Given request: Copy out each line below exactly as it appears.

Provided data:
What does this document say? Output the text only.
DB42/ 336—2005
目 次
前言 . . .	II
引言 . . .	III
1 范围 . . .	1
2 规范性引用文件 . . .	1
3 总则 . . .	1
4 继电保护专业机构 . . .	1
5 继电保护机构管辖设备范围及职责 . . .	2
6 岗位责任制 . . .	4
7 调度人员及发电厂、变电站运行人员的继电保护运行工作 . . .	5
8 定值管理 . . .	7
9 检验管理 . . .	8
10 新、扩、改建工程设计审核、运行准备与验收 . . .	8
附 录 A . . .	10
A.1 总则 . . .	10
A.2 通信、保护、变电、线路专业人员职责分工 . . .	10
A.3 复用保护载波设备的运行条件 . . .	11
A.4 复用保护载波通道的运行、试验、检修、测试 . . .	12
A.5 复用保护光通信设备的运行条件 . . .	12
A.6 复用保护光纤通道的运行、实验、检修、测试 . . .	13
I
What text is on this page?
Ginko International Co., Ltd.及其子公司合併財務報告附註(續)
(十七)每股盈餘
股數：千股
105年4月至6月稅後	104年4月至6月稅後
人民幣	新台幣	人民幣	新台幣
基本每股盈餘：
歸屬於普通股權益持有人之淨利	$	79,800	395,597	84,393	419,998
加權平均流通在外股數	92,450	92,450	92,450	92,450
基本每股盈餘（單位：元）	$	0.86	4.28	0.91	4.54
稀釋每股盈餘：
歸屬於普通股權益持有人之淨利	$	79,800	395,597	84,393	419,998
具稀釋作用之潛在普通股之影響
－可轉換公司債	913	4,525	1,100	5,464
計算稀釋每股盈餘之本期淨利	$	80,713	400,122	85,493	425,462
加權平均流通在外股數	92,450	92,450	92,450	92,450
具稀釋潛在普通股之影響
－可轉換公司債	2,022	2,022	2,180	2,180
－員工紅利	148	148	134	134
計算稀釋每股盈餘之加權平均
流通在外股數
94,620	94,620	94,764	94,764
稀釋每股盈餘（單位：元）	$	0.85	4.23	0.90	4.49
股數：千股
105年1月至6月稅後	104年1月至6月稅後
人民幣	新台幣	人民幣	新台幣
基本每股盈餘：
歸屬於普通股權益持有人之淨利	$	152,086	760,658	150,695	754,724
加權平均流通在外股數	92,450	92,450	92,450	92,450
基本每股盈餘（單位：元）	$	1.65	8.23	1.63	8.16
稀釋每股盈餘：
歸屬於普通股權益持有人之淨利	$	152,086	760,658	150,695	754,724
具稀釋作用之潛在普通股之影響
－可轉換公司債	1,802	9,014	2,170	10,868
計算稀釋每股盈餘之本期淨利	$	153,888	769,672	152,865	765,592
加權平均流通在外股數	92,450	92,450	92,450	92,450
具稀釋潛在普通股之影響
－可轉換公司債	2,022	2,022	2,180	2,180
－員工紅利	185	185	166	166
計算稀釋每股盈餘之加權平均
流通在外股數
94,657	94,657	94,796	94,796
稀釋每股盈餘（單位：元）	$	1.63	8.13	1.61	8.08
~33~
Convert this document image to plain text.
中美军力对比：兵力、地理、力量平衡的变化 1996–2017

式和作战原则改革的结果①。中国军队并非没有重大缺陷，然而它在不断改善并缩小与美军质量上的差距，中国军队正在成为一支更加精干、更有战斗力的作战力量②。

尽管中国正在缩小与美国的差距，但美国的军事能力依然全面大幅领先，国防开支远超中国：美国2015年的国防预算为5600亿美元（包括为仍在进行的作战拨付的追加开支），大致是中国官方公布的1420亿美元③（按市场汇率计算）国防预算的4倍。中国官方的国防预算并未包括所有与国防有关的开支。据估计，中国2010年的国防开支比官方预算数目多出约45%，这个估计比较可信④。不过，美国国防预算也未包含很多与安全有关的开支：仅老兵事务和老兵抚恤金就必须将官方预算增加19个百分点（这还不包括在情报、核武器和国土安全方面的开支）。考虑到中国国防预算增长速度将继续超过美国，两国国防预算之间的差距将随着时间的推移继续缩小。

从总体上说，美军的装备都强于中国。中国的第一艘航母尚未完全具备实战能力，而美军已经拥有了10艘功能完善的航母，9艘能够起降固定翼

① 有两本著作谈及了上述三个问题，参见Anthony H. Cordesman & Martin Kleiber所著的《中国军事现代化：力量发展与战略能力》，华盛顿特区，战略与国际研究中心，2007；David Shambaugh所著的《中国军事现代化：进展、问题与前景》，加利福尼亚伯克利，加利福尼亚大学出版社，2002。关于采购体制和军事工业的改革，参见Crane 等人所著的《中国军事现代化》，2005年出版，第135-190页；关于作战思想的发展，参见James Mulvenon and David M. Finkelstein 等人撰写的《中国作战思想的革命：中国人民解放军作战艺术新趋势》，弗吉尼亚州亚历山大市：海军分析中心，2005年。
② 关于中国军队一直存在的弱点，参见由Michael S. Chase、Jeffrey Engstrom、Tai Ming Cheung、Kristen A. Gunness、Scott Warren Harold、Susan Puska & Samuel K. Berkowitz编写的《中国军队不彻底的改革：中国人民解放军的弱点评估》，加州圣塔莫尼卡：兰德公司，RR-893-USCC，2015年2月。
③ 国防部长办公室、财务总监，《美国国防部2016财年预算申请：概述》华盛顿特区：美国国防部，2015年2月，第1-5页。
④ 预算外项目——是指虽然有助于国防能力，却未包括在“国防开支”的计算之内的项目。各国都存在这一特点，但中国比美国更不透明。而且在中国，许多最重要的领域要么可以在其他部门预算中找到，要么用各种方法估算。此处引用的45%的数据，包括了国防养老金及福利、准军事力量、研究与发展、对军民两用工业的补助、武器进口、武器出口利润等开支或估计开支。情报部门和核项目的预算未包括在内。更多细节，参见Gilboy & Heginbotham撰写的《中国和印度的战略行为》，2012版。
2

Result of this exercise:
What does this document say? Output the text only.
DB42/ 336—2005
目 次
前言 . . .	II
引言 . . .	III
1 范围 . . .	1
2 规范性引用文件 . . .	1
3 总则 . . .	1
4 继电保护专业机构 . . .	1
5 继电保护机构管辖设备范围及职责 . . .	2
6 岗位责任制 . . .	4
7 调度人员及发电厂、变电站运行人员的继电保护运行工作 . . .	5
8 定值管理 . . .	7
9 检验管理 . . .	8
10 新、扩、改建工程设计审核、运行准备与验收 . . .	8
附 录 A . . .	10
A.1 总则 . . .	10
A.2 通信、保护、变电、线路专业人员职责分工 . . .	10
A.3 复用保护载波设备的运行条件 . . .	11
A.4 复用保护载波通道的运行、试验、检修、测试 . . .	12
A.5 复用保护光通信设备的运行条件 . . .	12
A.6 复用保护光纤通道的运行、实验、检修、测试 . . .	13
I
What text is on this page?
Ginko International Co., Ltd.及其子公司合併財務報告附註(續)
(十七)每股盈餘
股數：千股
105年4月至6月稅後	104年4月至6月稅後
人民幣	新台幣	人民幣	新台幣
基本每股盈餘：
歸屬於普通股權益持有人之淨利	$	79,800	395,597	84,393	419,998
加權平均流通在外股數	92,450	92,450	92,450	92,450
基本每股盈餘（單位：元）	$	0.86	4.28	0.91	4.54
稀釋每股盈餘：
歸屬於普通股權益持有人之淨利	$	79,800	395,597	84,393	419,998
具稀釋作用之潛在普通股之影響
－可轉換公司債	913	4,525	1,100	5,464
計算稀釋每股盈餘之本期淨利	$	80,713	400,122	85,493	425,462
加權平均流通在外股數	92,450	92,450	92,450	92,450
具稀釋潛在普通股之影響
－可轉換公司債	2,022	2,022	2,180	2,180
－員工紅利	148	148	134	134
計算稀釋每股盈餘之加權平均
流通在外股數
94,620	94,620	94,764	94,764
稀釋每股盈餘（單位：元）	$	0.85	4.23	0.90	4.49
股數：千股
105年1月至6月稅後	104年1月至6月稅後
人民幣	新台幣	人民幣	新台幣
基本每股盈餘：
歸屬於普通股權益持有人之淨利	$	152,086	760,658	150,695	754,724
加權平均流通在外股數	92,450	92,450	92,450	92,450
基本每股盈餘（單位：元）	$	1.65	8.23	1.63	8.16
稀釋每股盈餘：
歸屬於普通股權益持有人之淨利	$	152,086	760,658	150,695	754,724
具稀釋作用之潛在普通股之影響
－可轉換公司債	1,802	9,014	2,170	10,868
計算稀釋每股盈餘之本期淨利	$	153,888	769,672	152,865	765,592
加權平均流通在外股數	92,450	92,450	92,450	92,450
具稀釋潛在普通股之影響
－可轉換公司債	2,022	2,022	2,180	2,180
－員工紅利	185	185	166	166
計算稀釋每股盈餘之加權平均
流通在外股數
94,657	94,657	94,796	94,796
稀釋每股盈餘（單位：元）	$	1.63	8.13	1.61	8.08
~33~
Convert this document image to plain text.
中美军力对比：兵力、地理、力量平衡的变化 1996–2017

式和作战原则改革的结果①。中国军队并非没有重大缺陷，然而它在不断改善并缩小与美军质量上的差距，中国军队正在成为一支更加精干、更有战斗力的作战力量②。

尽管中国正在缩小与美国的差距，但美国的军事能力依然全面大幅领先，国防开支远超中国：美国2015年的国防预算为5600亿美元（包括为仍在进行的作战拨付的追加开支），大致是中国官方公布的1420亿美元③（按市场汇率计算）国防预算的4倍。中国官方的国防预算并未包括所有与国防有关的开支。据估计，中国2010年的国防开支比官方预算数目多出约45%，这个估计比较可信④。不过，美国国防预算也未包含很多与安全有关的开支：仅老兵事务和老兵抚恤金就必须将官方预算增加19个百分点（这还不包括在情报、核武器和国土安全方面的开支）。考虑到中国国防预算增长速度将继续超过美国，两国国防预算之间的差距将随着时间的推移继续缩小。

从总体上说，美军的装备都强于中国。中国的第一艘航母尚未完全具备实战能力，而美军已经拥有了10艘功能完善的航母，9艘能够起降固定翼

① 有两本著作谈及了上述三个问题，参见Anthony H. Cordesman & Martin Kleiber所著的《中国军事现代化：力量发展与战略能力》，华盛顿特区，战略与国际研究中心，2007；David Shambaugh所著的《中国军事现代化：进展、问题与前景》，加利福尼亚伯克利，加利福尼亚大学出版社，2002。关于采购体制和军事工业的改革，参见Crane 等人所著的《中国军事现代化》，2005年出版，第135-190页；关于作战思想的发展，参见James Mulvenon and David M. Finkelstein 等人撰写的《中国作战思想的革命：中国人民解放军作战艺术新趋势》，弗吉尼亚州亚历山大市：海军分析中心，2005年。
② 关于中国军队一直存在的弱点，参见由Michael S. Chase、Jeffrey Engstrom、Tai Ming Cheung、Kristen A. Gunness、Scott Warren Harold、Susan Puska & Samuel K. Berkowitz编写的《中国军队不彻底的改革：中国人民解放军的弱点评估》，加州圣塔莫尼卡：兰德公司，RR-893-USCC，2015年2月。
③ 国防部长办公室、财务总监，《美国国防部2016财年预算申请：概述》华盛顿特区：美国国防部，2015年2月，第1-5页。
④ 预算外项目——是指虽然有助于国防能力，却未包括在“国防开支”的计算之内的项目。各国都存在这一特点，但中国比美国更不透明。而且在中国，许多最重要的领域要么可以在其他部门预算中找到，要么用各种方法估算。此处引用的45%的数据，包括了国防养老金及福利、准军事力量、研究与发展、对军民两用工业的补助、武器进口、武器出口利润等开支或估计开支。情报部门和核项目的预算未包括在内。更多细节，参见Gilboy & Heginbotham撰写的《中国和印度的战略行为》，2012版。
2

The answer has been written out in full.